> _WRITTEN INSTRUCTION_
Write out the records that appear below, verbatim and complete, but without pictures.

> _RECORDS SHOWN_
• • • • • • •

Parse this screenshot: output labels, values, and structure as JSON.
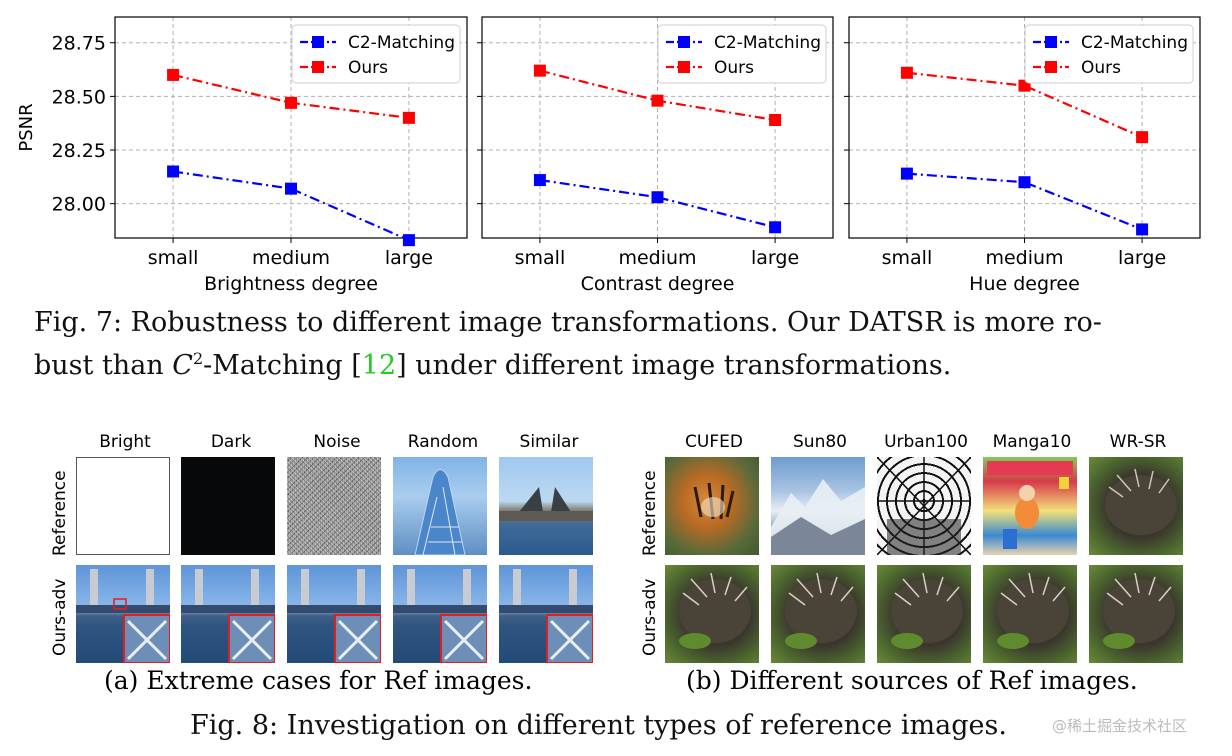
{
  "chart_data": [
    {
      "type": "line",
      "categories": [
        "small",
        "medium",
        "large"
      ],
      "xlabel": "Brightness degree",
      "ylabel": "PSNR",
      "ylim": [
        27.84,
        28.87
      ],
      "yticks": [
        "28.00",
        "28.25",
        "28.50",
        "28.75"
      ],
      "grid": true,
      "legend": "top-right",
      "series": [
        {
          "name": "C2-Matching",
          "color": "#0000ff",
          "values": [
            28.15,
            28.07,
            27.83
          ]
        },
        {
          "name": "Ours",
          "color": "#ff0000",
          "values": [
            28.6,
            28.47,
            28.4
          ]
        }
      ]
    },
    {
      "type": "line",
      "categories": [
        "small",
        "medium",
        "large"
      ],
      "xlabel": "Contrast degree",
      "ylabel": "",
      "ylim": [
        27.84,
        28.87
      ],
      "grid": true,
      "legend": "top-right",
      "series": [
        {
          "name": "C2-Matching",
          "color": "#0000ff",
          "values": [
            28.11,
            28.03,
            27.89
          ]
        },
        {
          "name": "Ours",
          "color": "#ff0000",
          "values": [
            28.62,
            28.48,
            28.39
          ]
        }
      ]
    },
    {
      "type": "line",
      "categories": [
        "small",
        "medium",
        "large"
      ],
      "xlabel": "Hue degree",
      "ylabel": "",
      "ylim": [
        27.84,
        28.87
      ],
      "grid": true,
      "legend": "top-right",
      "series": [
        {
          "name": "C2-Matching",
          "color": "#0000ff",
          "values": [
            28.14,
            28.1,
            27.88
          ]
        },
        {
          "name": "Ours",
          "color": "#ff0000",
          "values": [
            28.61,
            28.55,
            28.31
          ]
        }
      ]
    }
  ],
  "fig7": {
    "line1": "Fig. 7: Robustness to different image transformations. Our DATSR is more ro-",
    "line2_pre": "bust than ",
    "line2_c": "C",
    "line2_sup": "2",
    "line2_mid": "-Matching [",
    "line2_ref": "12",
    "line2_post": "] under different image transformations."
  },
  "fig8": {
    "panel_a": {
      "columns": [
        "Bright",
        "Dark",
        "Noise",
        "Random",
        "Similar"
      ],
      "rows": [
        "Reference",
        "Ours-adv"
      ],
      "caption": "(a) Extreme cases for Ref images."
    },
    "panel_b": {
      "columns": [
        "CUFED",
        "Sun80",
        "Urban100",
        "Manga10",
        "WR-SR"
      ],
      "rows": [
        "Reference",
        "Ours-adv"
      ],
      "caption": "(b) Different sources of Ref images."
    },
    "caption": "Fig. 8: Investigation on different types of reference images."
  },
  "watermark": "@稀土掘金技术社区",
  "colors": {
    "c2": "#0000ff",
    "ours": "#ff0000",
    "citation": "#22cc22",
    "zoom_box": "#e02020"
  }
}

• • • • • • •

> _RESPONSE BELOW_
Parse this screenshot: output labels, values, and structure as JSON.
{
  "chart_data": [
    {
      "type": "line",
      "categories": [
        "small",
        "medium",
        "large"
      ],
      "xlabel": "Brightness degree",
      "ylabel": "PSNR",
      "ylim": [
        27.84,
        28.87
      ],
      "yticks": [
        "28.00",
        "28.25",
        "28.50",
        "28.75"
      ],
      "grid": true,
      "legend": "top-right",
      "series": [
        {
          "name": "C2-Matching",
          "color": "#0000ff",
          "values": [
            28.15,
            28.07,
            27.83
          ]
        },
        {
          "name": "Ours",
          "color": "#ff0000",
          "values": [
            28.6,
            28.47,
            28.4
          ]
        }
      ]
    },
    {
      "type": "line",
      "categories": [
        "small",
        "medium",
        "large"
      ],
      "xlabel": "Contrast degree",
      "ylabel": "",
      "ylim": [
        27.84,
        28.87
      ],
      "grid": true,
      "legend": "top-right",
      "series": [
        {
          "name": "C2-Matching",
          "color": "#0000ff",
          "values": [
            28.11,
            28.03,
            27.89
          ]
        },
        {
          "name": "Ours",
          "color": "#ff0000",
          "values": [
            28.62,
            28.48,
            28.39
          ]
        }
      ]
    },
    {
      "type": "line",
      "categories": [
        "small",
        "medium",
        "large"
      ],
      "xlabel": "Hue degree",
      "ylabel": "",
      "ylim": [
        27.84,
        28.87
      ],
      "grid": true,
      "legend": "top-right",
      "series": [
        {
          "name": "C2-Matching",
          "color": "#0000ff",
          "values": [
            28.14,
            28.1,
            27.88
          ]
        },
        {
          "name": "Ours",
          "color": "#ff0000",
          "values": [
            28.61,
            28.55,
            28.31
          ]
        }
      ]
    }
  ],
  "fig7": {
    "line1": "Fig. 7: Robustness to different image transformations. Our DATSR is more ro-",
    "line2_pre": "bust than ",
    "line2_c": "C",
    "line2_sup": "2",
    "line2_mid": "-Matching [",
    "line2_ref": "12",
    "line2_post": "] under different image transformations."
  },
  "fig8": {
    "panel_a": {
      "columns": [
        "Bright",
        "Dark",
        "Noise",
        "Random",
        "Similar"
      ],
      "rows": [
        "Reference",
        "Ours-adv"
      ],
      "caption": "(a) Extreme cases for Ref images."
    },
    "panel_b": {
      "columns": [
        "CUFED",
        "Sun80",
        "Urban100",
        "Manga10",
        "WR-SR"
      ],
      "rows": [
        "Reference",
        "Ours-adv"
      ],
      "caption": "(b) Different sources of Ref images."
    },
    "caption": "Fig. 8: Investigation on different types of reference images."
  },
  "watermark": "@稀土掘金技术社区",
  "colors": {
    "c2": "#0000ff",
    "ours": "#ff0000",
    "citation": "#22cc22",
    "zoom_box": "#e02020"
  }
}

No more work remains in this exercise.